** start Recorded data **

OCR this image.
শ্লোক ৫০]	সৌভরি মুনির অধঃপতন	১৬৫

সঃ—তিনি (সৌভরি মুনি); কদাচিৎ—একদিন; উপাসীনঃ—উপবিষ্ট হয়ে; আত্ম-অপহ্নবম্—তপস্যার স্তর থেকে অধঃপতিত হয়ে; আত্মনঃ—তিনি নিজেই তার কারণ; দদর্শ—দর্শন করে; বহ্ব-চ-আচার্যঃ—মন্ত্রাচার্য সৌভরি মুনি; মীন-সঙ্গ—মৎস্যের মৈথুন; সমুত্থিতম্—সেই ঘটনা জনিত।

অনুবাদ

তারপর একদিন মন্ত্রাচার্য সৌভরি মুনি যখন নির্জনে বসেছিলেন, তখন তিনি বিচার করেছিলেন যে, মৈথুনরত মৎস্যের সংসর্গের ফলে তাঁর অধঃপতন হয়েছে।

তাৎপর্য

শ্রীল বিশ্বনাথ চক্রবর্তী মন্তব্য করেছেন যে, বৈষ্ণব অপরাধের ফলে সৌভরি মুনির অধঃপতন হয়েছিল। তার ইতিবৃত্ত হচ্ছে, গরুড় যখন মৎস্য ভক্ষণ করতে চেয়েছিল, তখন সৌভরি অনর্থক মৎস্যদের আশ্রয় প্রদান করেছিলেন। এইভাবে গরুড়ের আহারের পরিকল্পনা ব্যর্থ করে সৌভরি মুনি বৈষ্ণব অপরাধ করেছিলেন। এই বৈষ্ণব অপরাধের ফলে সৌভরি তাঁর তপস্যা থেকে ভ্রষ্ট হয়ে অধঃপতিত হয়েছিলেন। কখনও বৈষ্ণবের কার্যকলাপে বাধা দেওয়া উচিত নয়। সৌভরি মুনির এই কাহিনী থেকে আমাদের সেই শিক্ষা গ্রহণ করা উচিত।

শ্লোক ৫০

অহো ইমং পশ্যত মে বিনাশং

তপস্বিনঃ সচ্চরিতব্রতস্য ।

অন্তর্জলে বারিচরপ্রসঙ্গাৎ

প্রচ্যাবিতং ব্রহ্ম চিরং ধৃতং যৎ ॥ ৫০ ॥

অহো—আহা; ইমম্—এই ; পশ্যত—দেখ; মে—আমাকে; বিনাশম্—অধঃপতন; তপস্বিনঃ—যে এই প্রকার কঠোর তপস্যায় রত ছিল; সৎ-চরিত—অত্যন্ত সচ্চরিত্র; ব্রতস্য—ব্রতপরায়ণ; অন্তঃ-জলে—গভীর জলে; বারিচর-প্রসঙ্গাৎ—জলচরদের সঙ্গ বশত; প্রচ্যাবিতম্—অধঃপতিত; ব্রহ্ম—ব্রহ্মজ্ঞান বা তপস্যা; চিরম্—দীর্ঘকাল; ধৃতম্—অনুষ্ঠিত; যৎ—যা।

** end Recorded data **

*Task goal:*
Repeat all of the records above exactly as written.

*Solution to this problem:*
OCR this image.
শ্লোক ৫০]	সৌভরি মুনির অধঃপতন	১৬৫

সঃ—তিনি (সৌভরি মুনি); কদাচিৎ—একদিন; উপাসীনঃ—উপবিষ্ট হয়ে; আত্ম-অপহ্নবম্—তপস্যার স্তর থেকে অধঃপতিত হয়ে; আত্মনঃ—তিনি নিজেই তার কারণ; দদর্শ—দর্শন করে; বহ্ব-চ-আচার্যঃ—মন্ত্রাচার্য সৌভরি মুনি; মীন-সঙ্গ—মৎস্যের মৈথুন; সমুত্থিতম্—সেই ঘটনা জনিত।

অনুবাদ

তারপর একদিন মন্ত্রাচার্য সৌভরি মুনি যখন নির্জনে বসেছিলেন, তখন তিনি বিচার করেছিলেন যে, মৈথুনরত মৎস্যের সংসর্গের ফলে তাঁর অধঃপতন হয়েছে।

তাৎপর্য

শ্রীল বিশ্বনাথ চক্রবর্তী মন্তব্য করেছেন যে, বৈষ্ণব অপরাধের ফলে সৌভরি মুনির অধঃপতন হয়েছিল। তার ইতিবৃত্ত হচ্ছে, গরুড় যখন মৎস্য ভক্ষণ করতে চেয়েছিল, তখন সৌভরি অনর্থক মৎস্যদের আশ্রয় প্রদান করেছিলেন। এইভাবে গরুড়ের আহারের পরিকল্পনা ব্যর্থ করে সৌভরি মুনি বৈষ্ণব অপরাধ করেছিলেন। এই বৈষ্ণব অপরাধের ফলে সৌভরি তাঁর তপস্যা থেকে ভ্রষ্ট হয়ে অধঃপতিত হয়েছিলেন। কখনও বৈষ্ণবের কার্যকলাপে বাধা দেওয়া উচিত নয়। সৌভরি মুনির এই কাহিনী থেকে আমাদের সেই শিক্ষা গ্রহণ করা উচিত।

শ্লোক ৫০

অহো ইমং পশ্যত মে বিনাশং

তপস্বিনঃ সচ্চরিতব্রতস্য ।

অন্তর্জলে বারিচরপ্রসঙ্গাৎ

প্রচ্যাবিতং ব্রহ্ম চিরং ধৃতং যৎ ॥ ৫০ ॥

অহো—আহা; ইমম্—এই ; পশ্যত—দেখ; মে—আমাকে; বিনাশম্—অধঃপতন; তপস্বিনঃ—যে এই প্রকার কঠোর তপস্যায় রত ছিল; সৎ-চরিত—অত্যন্ত সচ্চরিত্র; ব্রতস্য—ব্রতপরায়ণ; অন্তঃ-জলে—গভীর জলে; বারিচর-প্রসঙ্গাৎ—জলচরদের সঙ্গ বশত; প্রচ্যাবিতম্—অধঃপতিত; ব্রহ্ম—ব্রহ্মজ্ঞান বা তপস্যা; চিরম্—দীর্ঘকাল; ধৃতম্—অনুষ্ঠিত; যৎ—যা।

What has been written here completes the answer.